##### RECORDS SHOWN #####

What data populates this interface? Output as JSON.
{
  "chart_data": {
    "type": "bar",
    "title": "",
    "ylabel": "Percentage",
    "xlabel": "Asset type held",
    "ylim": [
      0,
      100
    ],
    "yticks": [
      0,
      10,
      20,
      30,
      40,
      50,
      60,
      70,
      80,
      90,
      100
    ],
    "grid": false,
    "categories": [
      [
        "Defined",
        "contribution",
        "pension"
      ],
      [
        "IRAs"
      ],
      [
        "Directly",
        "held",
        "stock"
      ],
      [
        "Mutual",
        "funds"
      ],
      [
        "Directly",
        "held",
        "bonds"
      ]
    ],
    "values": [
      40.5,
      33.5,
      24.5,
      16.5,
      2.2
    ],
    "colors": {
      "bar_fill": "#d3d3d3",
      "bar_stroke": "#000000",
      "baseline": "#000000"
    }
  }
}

#####

DIRECTIVE: Reproduce the complete set of lines precisely as supplied.

COMPLETED TASK:
What data populates this interface? Output as JSON.
{
  "chart_data": {
    "type": "bar",
    "title": "",
    "ylabel": "Percentage",
    "xlabel": "Asset type held",
    "ylim": [
      0,
      100
    ],
    "yticks": [
      0,
      10,
      20,
      30,
      40,
      50,
      60,
      70,
      80,
      90,
      100
    ],
    "grid": false,
    "categories": [
      [
        "Defined",
        "contribution",
        "pension"
      ],
      [
        "IRAs"
      ],
      [
        "Directly",
        "held",
        "stock"
      ],
      [
        "Mutual",
        "funds"
      ],
      [
        "Directly",
        "held",
        "bonds"
      ]
    ],
    "values": [
      40.5,
      33.5,
      24.5,
      16.5,
      2.2
    ],
    "colors": {
      "bar_fill": "#d3d3d3",
      "bar_stroke": "#000000",
      "baseline": "#000000"
    }
  }
}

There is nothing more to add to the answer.